Give back all the data exactly, line by line.

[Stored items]

***

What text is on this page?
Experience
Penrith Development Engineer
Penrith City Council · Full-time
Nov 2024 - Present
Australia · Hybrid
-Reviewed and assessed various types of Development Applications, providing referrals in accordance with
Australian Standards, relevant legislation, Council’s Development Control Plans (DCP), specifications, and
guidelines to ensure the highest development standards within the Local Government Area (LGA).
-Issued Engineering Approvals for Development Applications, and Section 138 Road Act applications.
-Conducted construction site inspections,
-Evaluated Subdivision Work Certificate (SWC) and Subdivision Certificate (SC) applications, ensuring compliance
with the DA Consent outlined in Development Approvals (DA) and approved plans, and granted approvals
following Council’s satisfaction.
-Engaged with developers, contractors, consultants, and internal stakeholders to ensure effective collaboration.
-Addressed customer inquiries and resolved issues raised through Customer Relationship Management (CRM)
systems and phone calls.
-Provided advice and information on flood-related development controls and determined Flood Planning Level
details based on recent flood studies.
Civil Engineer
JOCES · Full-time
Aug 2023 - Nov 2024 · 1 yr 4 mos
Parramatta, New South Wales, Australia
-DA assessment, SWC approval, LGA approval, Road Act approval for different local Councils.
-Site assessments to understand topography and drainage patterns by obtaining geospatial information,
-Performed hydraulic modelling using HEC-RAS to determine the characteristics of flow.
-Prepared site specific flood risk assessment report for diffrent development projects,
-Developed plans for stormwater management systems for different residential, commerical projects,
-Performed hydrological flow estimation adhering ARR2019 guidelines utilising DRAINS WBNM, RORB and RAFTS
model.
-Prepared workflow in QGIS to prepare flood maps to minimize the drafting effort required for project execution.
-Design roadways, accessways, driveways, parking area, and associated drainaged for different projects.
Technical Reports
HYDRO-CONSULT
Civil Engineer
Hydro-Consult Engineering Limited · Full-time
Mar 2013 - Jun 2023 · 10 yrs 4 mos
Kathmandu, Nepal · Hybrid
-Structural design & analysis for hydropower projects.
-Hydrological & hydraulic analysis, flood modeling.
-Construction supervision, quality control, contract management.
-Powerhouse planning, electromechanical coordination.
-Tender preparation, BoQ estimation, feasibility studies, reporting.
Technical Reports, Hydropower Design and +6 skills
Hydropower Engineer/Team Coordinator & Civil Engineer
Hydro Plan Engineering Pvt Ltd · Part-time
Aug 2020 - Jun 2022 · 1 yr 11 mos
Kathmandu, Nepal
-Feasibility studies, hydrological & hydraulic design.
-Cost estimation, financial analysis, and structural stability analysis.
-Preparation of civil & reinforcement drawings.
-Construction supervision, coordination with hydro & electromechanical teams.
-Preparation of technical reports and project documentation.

***

▶ RESULT OF THIS TASK:
What text is on this page?
Experience
Penrith Development Engineer
Penrith City Council · Full-time
Nov 2024 - Present
Australia · Hybrid
-Reviewed and assessed various types of Development Applications, providing referrals in accordance with
Australian Standards, relevant legislation, Council’s Development Control Plans (DCP), specifications, and
guidelines to ensure the highest development standards within the Local Government Area (LGA).
-Issued Engineering Approvals for Development Applications, and Section 138 Road Act applications.
-Conducted construction site inspections,
-Evaluated Subdivision Work Certificate (SWC) and Subdivision Certificate (SC) applications, ensuring compliance
with the DA Consent outlined in Development Approvals (DA) and approved plans, and granted approvals
following Council’s satisfaction.
-Engaged with developers, contractors, consultants, and internal stakeholders to ensure effective collaboration.
-Addressed customer inquiries and resolved issues raised through Customer Relationship Management (CRM)
systems and phone calls.
-Provided advice and information on flood-related development controls and determined Flood Planning Level
details based on recent flood studies.
Civil Engineer
JOCES · Full-time
Aug 2023 - Nov 2024 · 1 yr 4 mos
Parramatta, New South Wales, Australia
-DA assessment, SWC approval, LGA approval, Road Act approval for different local Councils.
-Site assessments to understand topography and drainage patterns by obtaining geospatial information,
-Performed hydraulic modelling using HEC-RAS to determine the characteristics of flow.
-Prepared site specific flood risk assessment report for diffrent development projects,
-Developed plans for stormwater management systems for different residential, commerical projects,
-Performed hydrological flow estimation adhering ARR2019 guidelines utilising DRAINS WBNM, RORB and RAFTS
model.
-Prepared workflow in QGIS to prepare flood maps to minimize the drafting effort required for project execution.
-Design roadways, accessways, driveways, parking area, and associated drainaged for different projects.
Technical Reports
HYDRO-CONSULT
Civil Engineer
Hydro-Consult Engineering Limited · Full-time
Mar 2013 - Jun 2023 · 10 yrs 4 mos
Kathmandu, Nepal · Hybrid
-Structural design & analysis for hydropower projects.
-Hydrological & hydraulic analysis, flood modeling.
-Construction supervision, quality control, contract management.
-Powerhouse planning, electromechanical coordination.
-Tender preparation, BoQ estimation, feasibility studies, reporting.
Technical Reports, Hydropower Design and +6 skills
Hydropower Engineer/Team Coordinator & Civil Engineer
Hydro Plan Engineering Pvt Ltd · Part-time
Aug 2020 - Jun 2022 · 1 yr 11 mos
Kathmandu, Nepal
-Feasibility studies, hydrological & hydraulic design.
-Cost estimation, financial analysis, and structural stability analysis.
-Preparation of civil & reinforcement drawings.
-Construction supervision, coordination with hydro & electromechanical teams.
-Preparation of technical reports and project documentation.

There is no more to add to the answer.